⟨
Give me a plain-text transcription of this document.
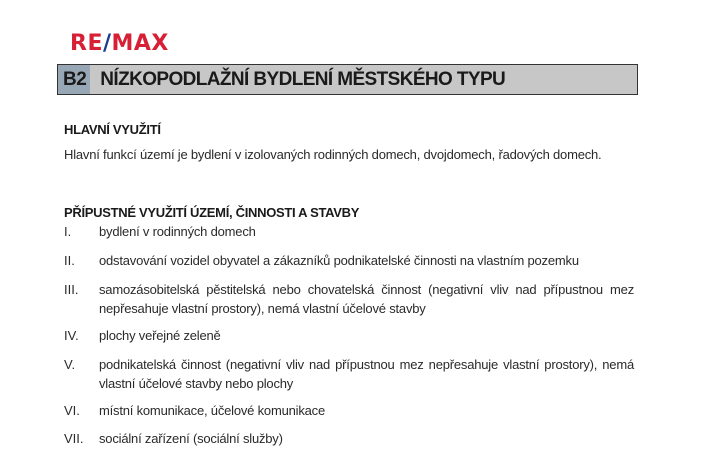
RE/MAX
B2 NÍZKOPODLAŽNÍ BYDLENÍ MĚSTSKÉHO TYPU
HLAVNÍ VYUŽITÍ
Hlavní funkcí území je bydlení v izolovaných rodinných domech, dvojdomech, řadových domech.
PŘÍPUSTNÉ VYUŽITÍ ÚZEMÍ, ČINNOSTI A STAVBY
I.	bydlení v rodinných domech
II.	odstavování vozidel obyvatel a zákazníků podnikatelské činnosti na vlastním pozemku
III.	samozásobitelská pěstitelská nebo chovatelská činnost (negativní vliv nad přípustnou mez nepřesahuje vlastní prostory), nemá vlastní účelové stavby
IV.	plochy veřejné zeleně
V.	podnikatelská činnost (negativní vliv nad přípustnou mez nepřesahuje vlastní prostory), nemá vlastní účelové stavby nebo plochy
VI.	místní komunikace, účelové komunikace
VII.	sociální zařízení (sociální služby)
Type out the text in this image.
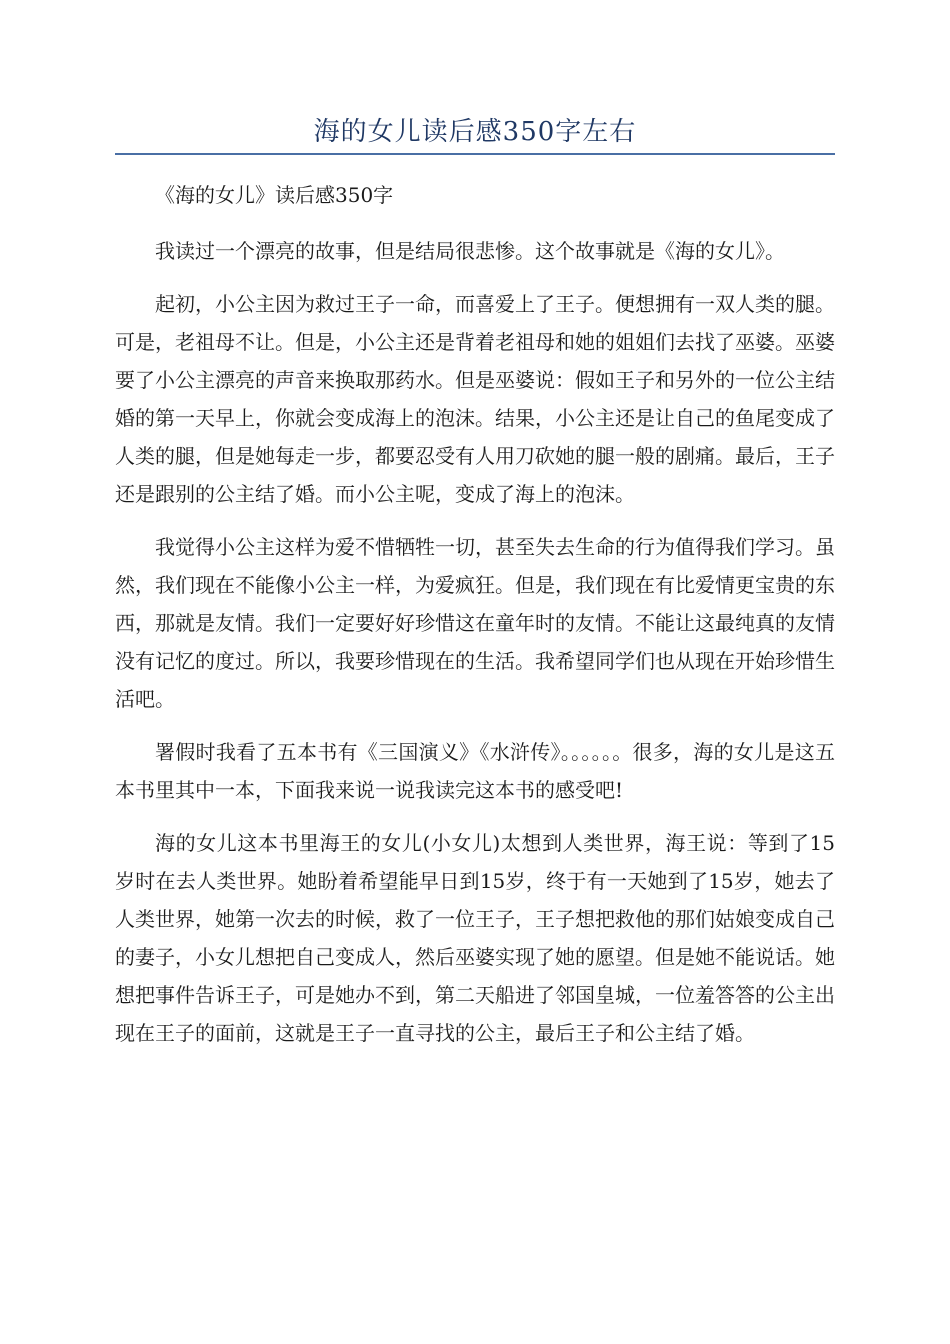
海的女儿读后感350字左右

《海的女儿》读后感350字

我读过一个漂亮的故事，但是结局很悲惨。这个故事就是《海的女儿》。

起初，小公主因为救过王子一命，而喜爱上了王子。便想拥有一双人类的腿。可是，老祖母不让。但是，小公主还是背着老祖母和她的姐姐们去找了巫婆。巫婆要了小公主漂亮的声音来换取那药水。但是巫婆说：假如王子和另外的一位公主结婚的第一天早上，你就会变成海上的泡沫。结果，小公主还是让自己的鱼尾变成了人类的腿，但是她每走一步，都要忍受有人用刀砍她的腿一般的剧痛。最后，王子还是跟别的公主结了婚。而小公主呢，变成了海上的泡沫。

我觉得小公主这样为爱不惜牺牲一切，甚至失去生命的行为值得我们学习。虽然，我们现在不能像小公主一样，为爱疯狂。但是，我们现在有比爱情更宝贵的东西，那就是友情。我们一定要好好珍惜这在童年时的友情。不能让这最纯真的友情没有记忆的度过。所以，我要珍惜现在的生活。我希望同学们也从现在开始珍惜生活吧。

署假时我看了五本书有《三国演义》《水浒传》。。。。。。很多，海的女儿是这五本书里其中一本，下面我来说一说我读完这本书的感受吧!

海的女儿这本书里海王的女儿(小女儿)太想到人类世界，海王说：等到了15岁时在去人类世界。她盼着希望能早日到15岁，终于有一天她到了15岁，她去了人类世界，她第一次去的时候，救了一位王子，王子想把救他的那们姑娘变成自己的妻子，小女儿想把自己变成人，然后巫婆实现了她的愿望。但是她不能说话。她想把事件告诉王子，可是她办不到，第二天船进了邻国皇城，一位羞答答的公主出现在王子的面前，这就是王子一直寻找的公主，最后王子和公主结了婚。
⟩
### EXERCISE OBJECTIVE
Output verbatim the lines beginning at the line with "Type out the text in this image." and ending at the last line of the material above, inclusive. Do not carry over any pictures.

### THE SOLUTION
Type out the text in this image.
海的女儿读后感350字左右

《海的女儿》读后感350字

我读过一个漂亮的故事，但是结局很悲惨。这个故事就是《海的女儿》。

起初，小公主因为救过王子一命，而喜爱上了王子。便想拥有一双人类的腿。可是，老祖母不让。但是，小公主还是背着老祖母和她的姐姐们去找了巫婆。巫婆要了小公主漂亮的声音来换取那药水。但是巫婆说：假如王子和另外的一位公主结婚的第一天早上，你就会变成海上的泡沫。结果，小公主还是让自己的鱼尾变成了人类的腿，但是她每走一步，都要忍受有人用刀砍她的腿一般的剧痛。最后，王子还是跟别的公主结了婚。而小公主呢，变成了海上的泡沫。

我觉得小公主这样为爱不惜牺牲一切，甚至失去生命的行为值得我们学习。虽然，我们现在不能像小公主一样，为爱疯狂。但是，我们现在有比爱情更宝贵的东西，那就是友情。我们一定要好好珍惜这在童年时的友情。不能让这最纯真的友情没有记忆的度过。所以，我要珍惜现在的生活。我希望同学们也从现在开始珍惜生活吧。

署假时我看了五本书有《三国演义》《水浒传》。。。。。。很多，海的女儿是这五本书里其中一本，下面我来说一说我读完这本书的感受吧!

海的女儿这本书里海王的女儿(小女儿)太想到人类世界，海王说：等到了15岁时在去人类世界。她盼着希望能早日到15岁，终于有一天她到了15岁，她去了人类世界，她第一次去的时候，救了一位王子，王子想把救他的那们姑娘变成自己的妻子，小女儿想把自己变成人，然后巫婆实现了她的愿望。但是她不能说话。她想把事件告诉王子，可是她办不到，第二天船进了邻国皇城，一位羞答答的公主出现在王子的面前，这就是王子一直寻找的公主，最后王子和公主结了婚。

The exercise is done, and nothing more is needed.